## DIRECTION
Transcribe each of the records below exactly, excluding all pictures.

Figure contents as structured data
◇ ◇ ◇ ◇ ◇ ◇ ◇
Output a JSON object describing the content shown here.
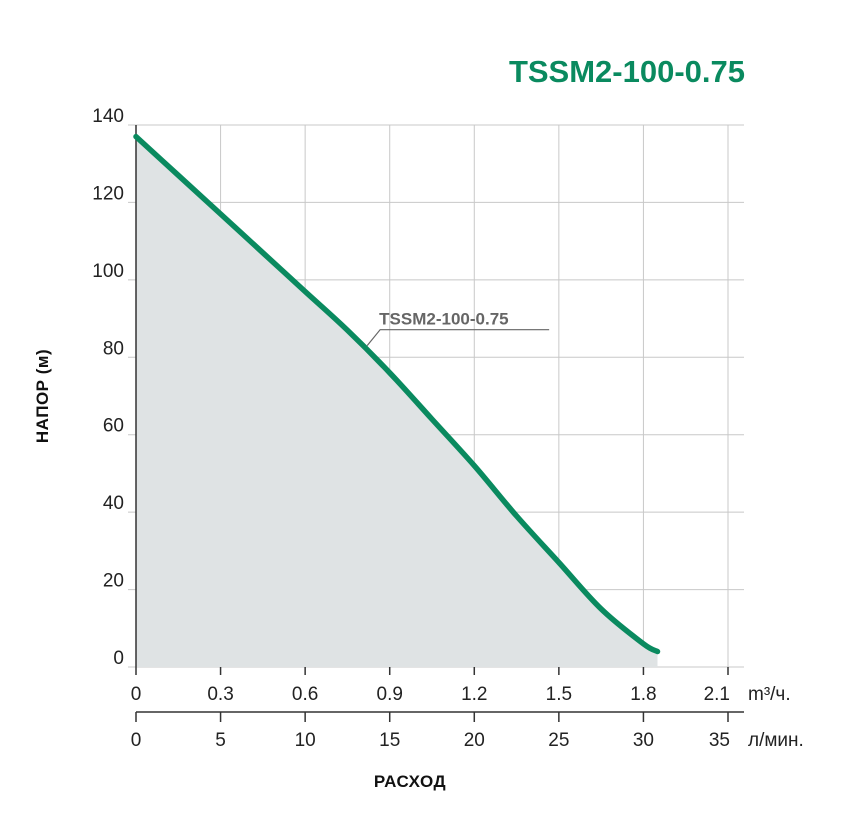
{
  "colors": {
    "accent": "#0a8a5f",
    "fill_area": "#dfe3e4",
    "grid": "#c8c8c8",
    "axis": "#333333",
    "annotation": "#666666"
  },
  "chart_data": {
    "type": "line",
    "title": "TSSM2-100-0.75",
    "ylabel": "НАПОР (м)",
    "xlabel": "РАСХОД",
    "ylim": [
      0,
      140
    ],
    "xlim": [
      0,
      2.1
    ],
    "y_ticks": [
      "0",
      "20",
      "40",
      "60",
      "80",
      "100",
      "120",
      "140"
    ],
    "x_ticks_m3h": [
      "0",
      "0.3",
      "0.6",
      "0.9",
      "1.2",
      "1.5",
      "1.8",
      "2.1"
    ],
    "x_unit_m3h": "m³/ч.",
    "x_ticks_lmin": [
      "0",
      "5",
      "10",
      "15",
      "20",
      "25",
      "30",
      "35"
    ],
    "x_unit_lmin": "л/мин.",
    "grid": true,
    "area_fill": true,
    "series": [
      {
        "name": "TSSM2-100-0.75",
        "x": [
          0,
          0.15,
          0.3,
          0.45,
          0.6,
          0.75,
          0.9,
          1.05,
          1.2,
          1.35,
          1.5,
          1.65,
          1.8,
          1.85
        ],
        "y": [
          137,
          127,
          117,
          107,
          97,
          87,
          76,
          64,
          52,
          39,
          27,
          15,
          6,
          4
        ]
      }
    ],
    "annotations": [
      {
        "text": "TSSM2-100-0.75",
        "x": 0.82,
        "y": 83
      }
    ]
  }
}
◇ ◇ ◇ ◇ ◇ ◇ ◇
## OUTPUT FOR THIS EXERCISE
Output a JSON object describing the content shown here.
{
  "colors": {
    "accent": "#0a8a5f",
    "fill_area": "#dfe3e4",
    "grid": "#c8c8c8",
    "axis": "#333333",
    "annotation": "#666666"
  },
  "chart_data": {
    "type": "line",
    "title": "TSSM2-100-0.75",
    "ylabel": "НАПОР (м)",
    "xlabel": "РАСХОД",
    "ylim": [
      0,
      140
    ],
    "xlim": [
      0,
      2.1
    ],
    "y_ticks": [
      "0",
      "20",
      "40",
      "60",
      "80",
      "100",
      "120",
      "140"
    ],
    "x_ticks_m3h": [
      "0",
      "0.3",
      "0.6",
      "0.9",
      "1.2",
      "1.5",
      "1.8",
      "2.1"
    ],
    "x_unit_m3h": "m³/ч.",
    "x_ticks_lmin": [
      "0",
      "5",
      "10",
      "15",
      "20",
      "25",
      "30",
      "35"
    ],
    "x_unit_lmin": "л/мин.",
    "grid": true,
    "area_fill": true,
    "series": [
      {
        "name": "TSSM2-100-0.75",
        "x": [
          0,
          0.15,
          0.3,
          0.45,
          0.6,
          0.75,
          0.9,
          1.05,
          1.2,
          1.35,
          1.5,
          1.65,
          1.8,
          1.85
        ],
        "y": [
          137,
          127,
          117,
          107,
          97,
          87,
          76,
          64,
          52,
          39,
          27,
          15,
          6,
          4
        ]
      }
    ],
    "annotations": [
      {
        "text": "TSSM2-100-0.75",
        "x": 0.82,
        "y": 83
      }
    ]
  }
}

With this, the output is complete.